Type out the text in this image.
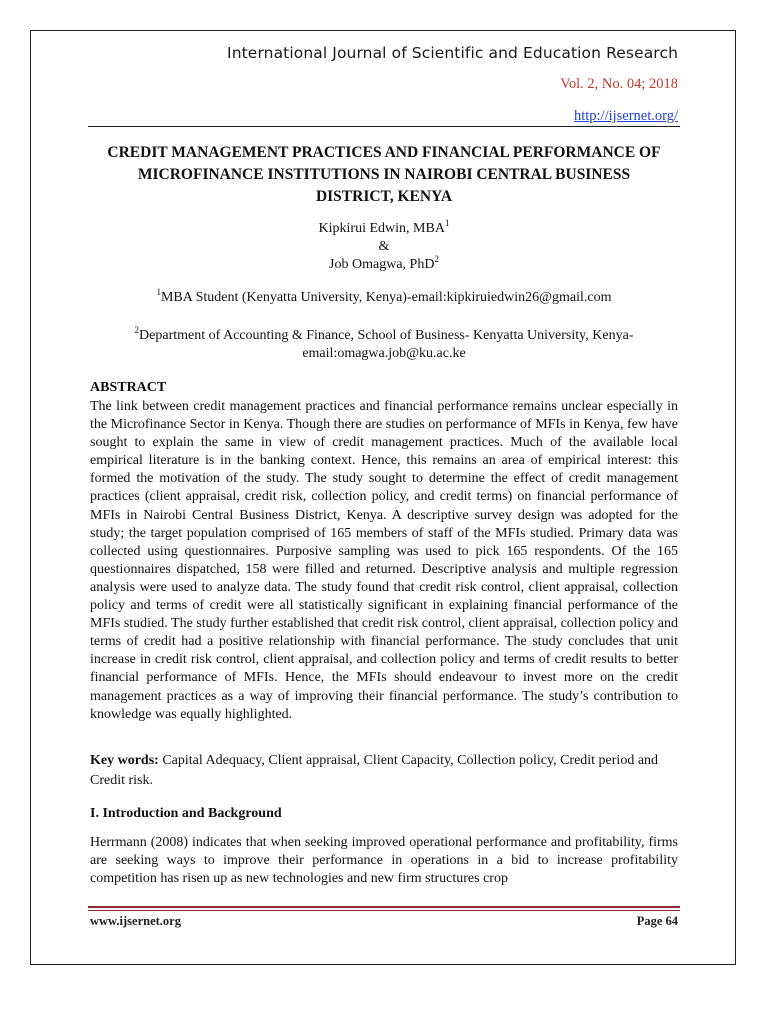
International Journal of Scientific and Education Research
Vol. 2, No. 04; 2018
http://ijsernet.org/
CREDIT MANAGEMENT PRACTICES AND FINANCIAL PERFORMANCE OF MICROFINANCE INSTITUTIONS IN NAIROBI CENTRAL BUSINESS DISTRICT, KENYA
Kipkirui Edwin, MBA$^1$
&
Job Omagwa, PhD$^2$
$^1$MBA Student (Kenyatta University, Kenya)-email:kipkiruiedwin26@gmail.com
$^2$Department of Accounting & Finance, School of Business- Kenyatta University, Kenya-email:omagwa.job@ku.ac.ke
ABSTRACT
The link between credit management practices and financial performance remains unclear especially in the Microfinance Sector in Kenya. Though there are studies on performance of MFIs in Kenya, few have sought to explain the same in view of credit management practices. Much of the available local empirical literature is in the banking context. Hence, this remains an area of empirical interest: this formed the motivation of the study. The study sought to determine the effect of credit management practices (client appraisal, credit risk, collection policy, and credit terms) on financial performance of MFIs in Nairobi Central Business District, Kenya. A descriptive survey design was adopted for the study; the target population comprised of 165 members of staff of the MFIs studied. Primary data was collected using questionnaires. Purposive sampling was used to pick 165 respondents. Of the 165 questionnaires dispatched, 158 were filled and returned. Descriptive analysis and multiple regression analysis were used to analyze data. The study found that credit risk control, client appraisal, collection policy and terms of credit were all statistically significant in explaining financial performance of the MFIs studied. The study further established that credit risk control, client appraisal, collection policy and terms of credit had a positive relationship with financial performance. The study concludes that unit increase in credit risk control, client appraisal, and collection policy and terms of credit results to better financial performance of MFIs. Hence, the MFIs should endeavour to invest more on the credit management practices as a way of improving their financial performance. The study’s contribution to knowledge was equally highlighted.
Key words: Capital Adequacy, Client appraisal, Client Capacity, Collection policy, Credit period and Credit risk.
I. Introduction and Background
Herrmann (2008) indicates that when seeking improved operational performance and profitability, firms are seeking ways to improve their performance in operations in a bid to increase profitability competition has risen up as new technologies and new firm structures crop
www.ijsernet.org	Page 64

_Given task:_ Restate every record exactly, please; do not copy the pictures.

_Full answer:_
Type out the text in this image.
International Journal of Scientific and Education Research
Vol. 2, No. 04; 2018
http://ijsernet.org/
CREDIT MANAGEMENT PRACTICES AND FINANCIAL PERFORMANCE OF MICROFINANCE INSTITUTIONS IN NAIROBI CENTRAL BUSINESS DISTRICT, KENYA
Kipkirui Edwin, MBA$^1$
&
Job Omagwa, PhD$^2$
$^1$MBA Student (Kenyatta University, Kenya)-email:kipkiruiedwin26@gmail.com
$^2$Department of Accounting & Finance, School of Business- Kenyatta University, Kenya-email:omagwa.job@ku.ac.ke
ABSTRACT
The link between credit management practices and financial performance remains unclear especially in the Microfinance Sector in Kenya. Though there are studies on performance of MFIs in Kenya, few have sought to explain the same in view of credit management practices. Much of the available local empirical literature is in the banking context. Hence, this remains an area of empirical interest: this formed the motivation of the study. The study sought to determine the effect of credit management practices (client appraisal, credit risk, collection policy, and credit terms) on financial performance of MFIs in Nairobi Central Business District, Kenya. A descriptive survey design was adopted for the study; the target population comprised of 165 members of staff of the MFIs studied. Primary data was collected using questionnaires. Purposive sampling was used to pick 165 respondents. Of the 165 questionnaires dispatched, 158 were filled and returned. Descriptive analysis and multiple regression analysis were used to analyze data. The study found that credit risk control, client appraisal, collection policy and terms of credit were all statistically significant in explaining financial performance of the MFIs studied. The study further established that credit risk control, client appraisal, collection policy and terms of credit had a positive relationship with financial performance. The study concludes that unit increase in credit risk control, client appraisal, and collection policy and terms of credit results to better financial performance of MFIs. Hence, the MFIs should endeavour to invest more on the credit management practices as a way of improving their financial performance. The study’s contribution to knowledge was equally highlighted.
Key words: Capital Adequacy, Client appraisal, Client Capacity, Collection policy, Credit period and Credit risk.
I. Introduction and Background
Herrmann (2008) indicates that when seeking improved operational performance and profitability, firms are seeking ways to improve their performance in operations in a bid to increase profitability competition has risen up as new technologies and new firm structures crop
www.ijsernet.org	Page 64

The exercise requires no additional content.